DDMOperationsScripts

Introduction

This page lists all scripts written by the DDM Operations Group to manage DDM datasets and associated physical files and catalog entries. They are complementary to rucio functionalities.

The latest version of the scripts described on this page are stored in gitlab under atlas-adc-ddm-support group. Old scripts are in the subversion repository.

Tools for site administrators and cloud support

Dark data and lost files detection

  • DDMDarkDataAndLostFiles (new documentation still in development, feedback is welcome).
  • Lost or corrupted files: Lost files are the ones that are recorded in Rucio catalog but they are not present on the Storage element. The topic is described on a dedicated twiki page DDMLostFiles.
  • Dark data cleaning The description of what dark data is and how to clean them is on a separate twiki page: DDMDarkDataCleaning

Tools for DDM operations (and/or ADC operations)

Records of element locations:

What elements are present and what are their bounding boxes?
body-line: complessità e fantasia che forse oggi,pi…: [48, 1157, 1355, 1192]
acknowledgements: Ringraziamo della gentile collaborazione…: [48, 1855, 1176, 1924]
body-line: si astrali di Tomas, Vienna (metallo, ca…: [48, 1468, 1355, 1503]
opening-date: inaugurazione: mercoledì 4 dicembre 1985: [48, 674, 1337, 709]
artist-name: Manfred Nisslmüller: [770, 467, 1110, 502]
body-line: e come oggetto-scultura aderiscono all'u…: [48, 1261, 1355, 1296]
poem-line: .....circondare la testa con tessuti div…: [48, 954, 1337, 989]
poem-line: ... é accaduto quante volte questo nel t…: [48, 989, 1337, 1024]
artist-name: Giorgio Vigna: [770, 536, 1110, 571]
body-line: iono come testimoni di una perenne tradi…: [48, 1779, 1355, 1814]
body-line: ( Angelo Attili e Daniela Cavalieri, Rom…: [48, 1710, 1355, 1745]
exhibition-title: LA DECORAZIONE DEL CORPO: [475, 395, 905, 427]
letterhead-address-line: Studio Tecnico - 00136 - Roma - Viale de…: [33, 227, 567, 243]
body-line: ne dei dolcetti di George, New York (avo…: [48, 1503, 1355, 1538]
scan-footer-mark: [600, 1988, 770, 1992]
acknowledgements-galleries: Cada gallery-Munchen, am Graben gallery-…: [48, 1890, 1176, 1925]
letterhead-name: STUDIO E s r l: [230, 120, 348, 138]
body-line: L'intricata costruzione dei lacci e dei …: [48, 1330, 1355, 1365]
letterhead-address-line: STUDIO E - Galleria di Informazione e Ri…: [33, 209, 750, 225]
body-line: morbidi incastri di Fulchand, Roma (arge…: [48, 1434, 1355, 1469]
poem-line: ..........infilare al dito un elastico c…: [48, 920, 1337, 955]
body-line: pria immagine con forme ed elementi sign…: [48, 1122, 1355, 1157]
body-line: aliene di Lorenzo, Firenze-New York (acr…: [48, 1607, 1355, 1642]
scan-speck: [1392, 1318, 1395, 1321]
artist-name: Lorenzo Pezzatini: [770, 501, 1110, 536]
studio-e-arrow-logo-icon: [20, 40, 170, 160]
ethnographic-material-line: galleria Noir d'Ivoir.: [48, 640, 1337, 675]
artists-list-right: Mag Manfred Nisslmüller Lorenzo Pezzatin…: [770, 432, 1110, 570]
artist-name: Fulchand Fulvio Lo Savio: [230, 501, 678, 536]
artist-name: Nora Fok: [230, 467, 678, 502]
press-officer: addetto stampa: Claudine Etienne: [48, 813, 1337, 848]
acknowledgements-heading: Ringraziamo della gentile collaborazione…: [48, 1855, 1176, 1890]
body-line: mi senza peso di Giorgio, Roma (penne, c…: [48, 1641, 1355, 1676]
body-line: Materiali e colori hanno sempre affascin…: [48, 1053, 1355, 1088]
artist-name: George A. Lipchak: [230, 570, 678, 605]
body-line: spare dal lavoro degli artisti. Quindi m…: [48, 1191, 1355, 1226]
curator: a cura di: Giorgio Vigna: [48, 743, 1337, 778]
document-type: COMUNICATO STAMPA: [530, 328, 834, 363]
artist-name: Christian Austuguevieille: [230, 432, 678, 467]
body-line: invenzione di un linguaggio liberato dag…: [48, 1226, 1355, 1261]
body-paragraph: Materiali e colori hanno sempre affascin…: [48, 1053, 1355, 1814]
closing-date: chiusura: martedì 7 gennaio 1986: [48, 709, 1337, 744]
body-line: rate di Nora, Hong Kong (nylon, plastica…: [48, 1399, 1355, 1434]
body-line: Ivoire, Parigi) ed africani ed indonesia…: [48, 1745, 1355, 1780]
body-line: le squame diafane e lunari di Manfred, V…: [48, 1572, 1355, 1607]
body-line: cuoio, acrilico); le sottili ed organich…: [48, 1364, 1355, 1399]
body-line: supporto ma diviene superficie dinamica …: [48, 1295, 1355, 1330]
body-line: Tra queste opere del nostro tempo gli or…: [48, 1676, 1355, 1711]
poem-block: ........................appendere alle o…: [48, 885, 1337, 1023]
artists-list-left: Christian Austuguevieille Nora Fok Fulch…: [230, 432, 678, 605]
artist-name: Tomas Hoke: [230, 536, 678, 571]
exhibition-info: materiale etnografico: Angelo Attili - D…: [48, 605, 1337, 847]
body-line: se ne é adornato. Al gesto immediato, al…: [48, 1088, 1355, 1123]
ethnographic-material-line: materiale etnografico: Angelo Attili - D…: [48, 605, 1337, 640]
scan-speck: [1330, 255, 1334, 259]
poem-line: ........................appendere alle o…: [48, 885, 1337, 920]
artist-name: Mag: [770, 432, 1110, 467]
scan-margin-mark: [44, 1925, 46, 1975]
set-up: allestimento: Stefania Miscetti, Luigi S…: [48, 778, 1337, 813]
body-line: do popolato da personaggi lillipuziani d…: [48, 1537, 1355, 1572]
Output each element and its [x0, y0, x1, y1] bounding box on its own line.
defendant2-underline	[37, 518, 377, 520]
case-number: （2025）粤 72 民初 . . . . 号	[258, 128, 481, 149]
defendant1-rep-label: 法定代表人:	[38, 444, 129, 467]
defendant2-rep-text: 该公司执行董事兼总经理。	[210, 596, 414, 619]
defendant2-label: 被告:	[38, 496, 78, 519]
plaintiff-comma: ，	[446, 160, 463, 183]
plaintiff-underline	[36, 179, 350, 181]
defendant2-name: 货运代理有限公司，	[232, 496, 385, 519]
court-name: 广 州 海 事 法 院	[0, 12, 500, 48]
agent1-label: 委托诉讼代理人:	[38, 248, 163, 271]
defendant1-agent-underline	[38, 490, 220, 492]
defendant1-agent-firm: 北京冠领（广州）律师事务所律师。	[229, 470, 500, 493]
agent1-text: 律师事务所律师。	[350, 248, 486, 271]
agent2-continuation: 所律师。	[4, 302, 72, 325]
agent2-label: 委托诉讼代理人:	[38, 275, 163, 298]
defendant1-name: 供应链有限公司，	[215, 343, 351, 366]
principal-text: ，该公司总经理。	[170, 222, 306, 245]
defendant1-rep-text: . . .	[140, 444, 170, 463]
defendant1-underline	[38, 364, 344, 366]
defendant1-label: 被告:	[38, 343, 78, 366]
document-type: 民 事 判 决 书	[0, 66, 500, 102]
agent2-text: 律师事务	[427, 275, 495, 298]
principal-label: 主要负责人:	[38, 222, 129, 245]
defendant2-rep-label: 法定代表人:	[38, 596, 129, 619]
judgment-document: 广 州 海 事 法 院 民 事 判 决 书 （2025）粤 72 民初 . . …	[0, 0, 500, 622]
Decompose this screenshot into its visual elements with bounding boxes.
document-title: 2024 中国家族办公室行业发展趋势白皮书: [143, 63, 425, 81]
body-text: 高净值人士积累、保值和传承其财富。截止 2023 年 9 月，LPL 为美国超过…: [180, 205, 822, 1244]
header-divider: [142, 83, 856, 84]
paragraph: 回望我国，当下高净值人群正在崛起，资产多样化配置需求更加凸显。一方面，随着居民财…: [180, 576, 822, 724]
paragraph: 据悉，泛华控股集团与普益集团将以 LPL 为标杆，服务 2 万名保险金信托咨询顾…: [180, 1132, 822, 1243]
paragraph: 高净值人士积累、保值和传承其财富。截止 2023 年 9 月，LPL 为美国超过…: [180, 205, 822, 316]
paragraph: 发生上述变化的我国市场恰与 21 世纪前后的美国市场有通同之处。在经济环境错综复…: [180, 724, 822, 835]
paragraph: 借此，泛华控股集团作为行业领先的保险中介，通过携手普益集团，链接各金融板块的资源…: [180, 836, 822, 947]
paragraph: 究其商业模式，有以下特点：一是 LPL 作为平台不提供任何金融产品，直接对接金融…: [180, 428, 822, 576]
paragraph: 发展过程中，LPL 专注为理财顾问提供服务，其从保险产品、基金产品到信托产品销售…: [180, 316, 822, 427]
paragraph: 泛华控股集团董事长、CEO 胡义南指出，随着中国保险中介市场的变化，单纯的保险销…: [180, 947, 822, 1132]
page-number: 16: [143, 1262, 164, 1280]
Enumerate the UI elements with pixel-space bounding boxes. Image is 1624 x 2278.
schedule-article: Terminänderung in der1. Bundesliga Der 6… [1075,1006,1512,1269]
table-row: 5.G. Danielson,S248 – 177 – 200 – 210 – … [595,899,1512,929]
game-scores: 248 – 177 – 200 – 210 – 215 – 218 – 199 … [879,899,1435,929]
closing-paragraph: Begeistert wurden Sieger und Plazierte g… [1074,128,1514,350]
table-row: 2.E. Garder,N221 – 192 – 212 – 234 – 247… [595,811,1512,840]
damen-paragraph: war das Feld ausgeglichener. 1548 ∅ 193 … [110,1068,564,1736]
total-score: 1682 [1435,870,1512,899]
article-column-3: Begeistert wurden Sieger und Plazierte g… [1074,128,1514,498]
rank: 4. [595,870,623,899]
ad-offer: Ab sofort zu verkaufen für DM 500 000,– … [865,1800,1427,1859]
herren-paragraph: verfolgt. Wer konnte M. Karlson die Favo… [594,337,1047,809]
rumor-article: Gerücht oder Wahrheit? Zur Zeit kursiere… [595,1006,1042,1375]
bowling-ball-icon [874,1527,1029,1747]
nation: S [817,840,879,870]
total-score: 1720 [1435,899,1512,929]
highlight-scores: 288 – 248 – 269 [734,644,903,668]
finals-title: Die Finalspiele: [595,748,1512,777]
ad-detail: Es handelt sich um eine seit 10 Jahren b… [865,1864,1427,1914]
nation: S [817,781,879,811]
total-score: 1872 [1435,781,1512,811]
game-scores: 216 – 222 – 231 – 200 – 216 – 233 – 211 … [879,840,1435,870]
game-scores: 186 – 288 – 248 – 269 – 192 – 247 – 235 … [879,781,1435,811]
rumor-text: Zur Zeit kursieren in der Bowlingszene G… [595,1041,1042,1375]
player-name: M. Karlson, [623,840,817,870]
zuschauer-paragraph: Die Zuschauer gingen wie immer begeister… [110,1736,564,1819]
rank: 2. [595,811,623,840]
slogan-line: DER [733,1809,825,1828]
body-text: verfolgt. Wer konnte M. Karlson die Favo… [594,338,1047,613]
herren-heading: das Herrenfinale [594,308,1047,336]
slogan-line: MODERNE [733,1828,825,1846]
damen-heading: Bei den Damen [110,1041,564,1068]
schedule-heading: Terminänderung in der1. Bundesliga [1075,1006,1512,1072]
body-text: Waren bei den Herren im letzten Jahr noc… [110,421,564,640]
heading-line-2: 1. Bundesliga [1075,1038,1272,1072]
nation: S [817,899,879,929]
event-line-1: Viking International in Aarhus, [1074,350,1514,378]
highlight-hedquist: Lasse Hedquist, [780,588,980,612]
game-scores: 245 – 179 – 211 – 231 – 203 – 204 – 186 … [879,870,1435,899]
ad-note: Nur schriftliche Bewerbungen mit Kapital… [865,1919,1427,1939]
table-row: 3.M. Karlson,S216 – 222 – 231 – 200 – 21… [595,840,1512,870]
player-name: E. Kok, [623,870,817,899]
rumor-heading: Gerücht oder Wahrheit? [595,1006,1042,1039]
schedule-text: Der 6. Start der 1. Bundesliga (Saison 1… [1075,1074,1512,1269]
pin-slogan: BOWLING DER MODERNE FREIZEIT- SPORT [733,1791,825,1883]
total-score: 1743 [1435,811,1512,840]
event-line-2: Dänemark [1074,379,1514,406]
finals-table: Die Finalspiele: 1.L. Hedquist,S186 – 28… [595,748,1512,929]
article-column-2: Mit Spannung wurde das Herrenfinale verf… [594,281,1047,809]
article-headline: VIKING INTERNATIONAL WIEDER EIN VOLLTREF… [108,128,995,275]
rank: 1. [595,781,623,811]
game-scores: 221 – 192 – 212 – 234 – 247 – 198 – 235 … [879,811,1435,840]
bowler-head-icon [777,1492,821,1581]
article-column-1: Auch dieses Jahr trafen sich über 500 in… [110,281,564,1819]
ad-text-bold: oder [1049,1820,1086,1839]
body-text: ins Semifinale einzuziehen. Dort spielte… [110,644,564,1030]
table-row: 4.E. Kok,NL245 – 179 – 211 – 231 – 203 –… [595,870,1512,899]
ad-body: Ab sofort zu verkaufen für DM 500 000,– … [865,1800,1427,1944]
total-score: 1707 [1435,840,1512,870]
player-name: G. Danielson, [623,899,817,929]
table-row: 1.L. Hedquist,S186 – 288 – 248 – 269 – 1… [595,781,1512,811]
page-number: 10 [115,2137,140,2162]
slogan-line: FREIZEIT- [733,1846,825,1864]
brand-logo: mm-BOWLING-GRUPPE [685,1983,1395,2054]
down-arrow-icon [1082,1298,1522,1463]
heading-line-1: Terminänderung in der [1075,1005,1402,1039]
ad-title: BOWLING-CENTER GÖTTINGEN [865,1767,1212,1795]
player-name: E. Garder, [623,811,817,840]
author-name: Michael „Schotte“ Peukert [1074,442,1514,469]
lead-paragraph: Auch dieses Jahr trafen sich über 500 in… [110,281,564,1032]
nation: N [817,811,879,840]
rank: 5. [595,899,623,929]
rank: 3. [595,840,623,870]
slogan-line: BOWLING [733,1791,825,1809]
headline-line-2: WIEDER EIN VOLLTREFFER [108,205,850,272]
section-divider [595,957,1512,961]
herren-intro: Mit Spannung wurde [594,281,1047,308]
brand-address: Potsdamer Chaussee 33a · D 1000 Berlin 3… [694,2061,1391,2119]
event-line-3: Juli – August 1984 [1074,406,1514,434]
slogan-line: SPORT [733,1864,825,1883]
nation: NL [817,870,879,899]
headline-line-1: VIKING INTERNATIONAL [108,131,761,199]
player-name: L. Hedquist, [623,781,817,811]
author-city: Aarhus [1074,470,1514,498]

#### [Requirement]
From the DDM operations scripts page, copy word for word the passage that starts with "The latest version" and goes on through "feedback is welcome).".

#### [Response]
The latest version of the scripts described on this page are stored in gitlab under atlas-adc-ddm-support group. Old scripts are in the subversion repository.

Tools for site administrators and cloud support

Dark data and lost files detection

  • DDMDarkDataAndLostFiles (new documentation still in development, feedback is welcome).